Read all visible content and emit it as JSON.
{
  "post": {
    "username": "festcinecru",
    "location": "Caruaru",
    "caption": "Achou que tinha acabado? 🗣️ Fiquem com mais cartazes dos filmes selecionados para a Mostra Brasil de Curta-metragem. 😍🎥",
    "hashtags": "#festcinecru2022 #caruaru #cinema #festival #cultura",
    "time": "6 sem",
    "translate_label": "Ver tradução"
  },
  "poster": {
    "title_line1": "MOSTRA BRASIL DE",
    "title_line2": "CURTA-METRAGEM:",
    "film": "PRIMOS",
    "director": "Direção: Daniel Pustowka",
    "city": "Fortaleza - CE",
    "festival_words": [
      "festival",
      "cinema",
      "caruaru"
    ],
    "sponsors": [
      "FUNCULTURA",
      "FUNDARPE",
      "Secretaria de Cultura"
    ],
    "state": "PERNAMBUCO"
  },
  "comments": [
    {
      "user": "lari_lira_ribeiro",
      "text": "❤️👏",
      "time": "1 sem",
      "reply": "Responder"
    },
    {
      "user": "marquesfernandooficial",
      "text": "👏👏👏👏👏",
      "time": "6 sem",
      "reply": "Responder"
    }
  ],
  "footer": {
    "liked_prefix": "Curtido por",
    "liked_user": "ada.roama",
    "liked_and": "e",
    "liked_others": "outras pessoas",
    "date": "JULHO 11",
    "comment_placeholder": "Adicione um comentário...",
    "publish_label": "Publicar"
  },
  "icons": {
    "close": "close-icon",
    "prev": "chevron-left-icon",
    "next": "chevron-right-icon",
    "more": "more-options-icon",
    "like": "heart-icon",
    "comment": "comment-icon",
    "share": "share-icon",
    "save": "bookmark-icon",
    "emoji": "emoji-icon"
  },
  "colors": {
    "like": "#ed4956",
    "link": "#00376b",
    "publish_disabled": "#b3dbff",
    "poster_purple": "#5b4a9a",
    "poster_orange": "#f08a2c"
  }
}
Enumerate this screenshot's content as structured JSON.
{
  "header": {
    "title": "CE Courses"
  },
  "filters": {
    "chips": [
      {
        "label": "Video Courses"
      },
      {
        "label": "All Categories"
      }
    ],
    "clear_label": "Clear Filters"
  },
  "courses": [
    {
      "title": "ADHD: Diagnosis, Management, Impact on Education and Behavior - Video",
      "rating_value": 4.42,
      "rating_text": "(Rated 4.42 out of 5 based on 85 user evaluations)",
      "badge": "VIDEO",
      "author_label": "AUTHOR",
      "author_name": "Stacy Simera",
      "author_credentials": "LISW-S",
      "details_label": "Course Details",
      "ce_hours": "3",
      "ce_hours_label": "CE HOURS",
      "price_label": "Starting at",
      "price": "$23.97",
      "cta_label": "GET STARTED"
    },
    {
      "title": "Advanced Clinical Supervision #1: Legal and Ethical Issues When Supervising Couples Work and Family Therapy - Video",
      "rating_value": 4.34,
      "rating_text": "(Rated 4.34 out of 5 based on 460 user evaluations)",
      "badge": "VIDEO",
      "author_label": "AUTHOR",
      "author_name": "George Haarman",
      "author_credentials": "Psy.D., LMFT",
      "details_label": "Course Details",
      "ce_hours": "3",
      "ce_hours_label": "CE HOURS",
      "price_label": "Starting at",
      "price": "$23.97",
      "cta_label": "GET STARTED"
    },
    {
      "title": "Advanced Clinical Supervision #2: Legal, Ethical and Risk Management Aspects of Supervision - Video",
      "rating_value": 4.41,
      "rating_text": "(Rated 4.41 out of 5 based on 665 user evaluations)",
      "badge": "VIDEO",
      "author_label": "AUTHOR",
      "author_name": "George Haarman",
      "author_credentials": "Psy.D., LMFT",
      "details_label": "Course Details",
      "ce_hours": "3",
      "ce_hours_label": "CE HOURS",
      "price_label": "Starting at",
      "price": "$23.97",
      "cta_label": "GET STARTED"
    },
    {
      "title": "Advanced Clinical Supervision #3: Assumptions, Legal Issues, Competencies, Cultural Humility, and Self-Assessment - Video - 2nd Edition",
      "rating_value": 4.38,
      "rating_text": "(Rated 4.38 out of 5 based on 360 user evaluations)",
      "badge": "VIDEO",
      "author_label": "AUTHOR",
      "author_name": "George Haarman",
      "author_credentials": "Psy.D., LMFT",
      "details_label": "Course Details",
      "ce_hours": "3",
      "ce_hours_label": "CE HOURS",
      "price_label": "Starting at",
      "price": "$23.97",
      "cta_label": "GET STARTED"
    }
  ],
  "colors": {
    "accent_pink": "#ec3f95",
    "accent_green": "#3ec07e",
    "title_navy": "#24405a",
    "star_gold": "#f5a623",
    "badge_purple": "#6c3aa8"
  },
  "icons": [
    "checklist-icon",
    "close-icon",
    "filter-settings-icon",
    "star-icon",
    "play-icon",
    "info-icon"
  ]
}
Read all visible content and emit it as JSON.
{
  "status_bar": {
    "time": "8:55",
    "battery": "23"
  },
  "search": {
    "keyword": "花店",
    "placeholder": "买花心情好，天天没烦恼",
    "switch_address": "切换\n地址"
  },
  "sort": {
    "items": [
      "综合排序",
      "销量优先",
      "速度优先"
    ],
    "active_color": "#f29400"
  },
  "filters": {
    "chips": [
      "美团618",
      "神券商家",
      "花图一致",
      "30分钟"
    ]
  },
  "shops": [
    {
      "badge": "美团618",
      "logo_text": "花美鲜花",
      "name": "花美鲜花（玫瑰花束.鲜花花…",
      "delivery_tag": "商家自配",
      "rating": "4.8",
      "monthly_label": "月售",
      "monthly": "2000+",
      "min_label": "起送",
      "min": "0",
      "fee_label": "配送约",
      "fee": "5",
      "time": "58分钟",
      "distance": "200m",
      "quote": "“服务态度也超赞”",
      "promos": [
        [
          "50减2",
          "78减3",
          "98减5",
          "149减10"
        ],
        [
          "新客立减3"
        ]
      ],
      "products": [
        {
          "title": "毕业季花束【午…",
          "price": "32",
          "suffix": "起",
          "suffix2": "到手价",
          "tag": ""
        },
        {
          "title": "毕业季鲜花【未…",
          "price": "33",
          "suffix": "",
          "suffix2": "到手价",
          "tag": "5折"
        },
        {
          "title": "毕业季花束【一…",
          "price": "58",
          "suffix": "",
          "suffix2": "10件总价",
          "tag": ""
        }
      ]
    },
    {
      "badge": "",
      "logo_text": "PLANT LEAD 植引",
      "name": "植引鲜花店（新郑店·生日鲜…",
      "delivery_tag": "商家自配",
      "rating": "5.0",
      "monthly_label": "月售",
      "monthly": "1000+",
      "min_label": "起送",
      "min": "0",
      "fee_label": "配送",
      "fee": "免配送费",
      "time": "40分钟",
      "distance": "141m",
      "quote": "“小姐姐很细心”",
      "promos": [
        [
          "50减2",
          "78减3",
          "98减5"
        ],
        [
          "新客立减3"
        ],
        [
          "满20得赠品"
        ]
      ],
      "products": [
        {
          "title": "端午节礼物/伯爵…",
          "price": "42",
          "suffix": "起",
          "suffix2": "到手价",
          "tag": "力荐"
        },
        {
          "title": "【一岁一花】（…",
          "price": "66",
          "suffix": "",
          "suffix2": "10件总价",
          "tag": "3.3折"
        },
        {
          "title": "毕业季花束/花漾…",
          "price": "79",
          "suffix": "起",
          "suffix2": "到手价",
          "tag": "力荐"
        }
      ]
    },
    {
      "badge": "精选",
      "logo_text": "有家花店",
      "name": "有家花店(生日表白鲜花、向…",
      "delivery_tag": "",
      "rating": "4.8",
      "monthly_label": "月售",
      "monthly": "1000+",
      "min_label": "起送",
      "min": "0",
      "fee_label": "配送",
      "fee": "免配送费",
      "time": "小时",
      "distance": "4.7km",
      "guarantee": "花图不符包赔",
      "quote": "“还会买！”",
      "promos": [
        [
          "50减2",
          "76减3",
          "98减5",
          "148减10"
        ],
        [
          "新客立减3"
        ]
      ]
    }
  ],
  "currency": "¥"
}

◆ Task directions:
What is the number of lines in these records that contain "chevron"? Reply with the number only.

◆ Output:
2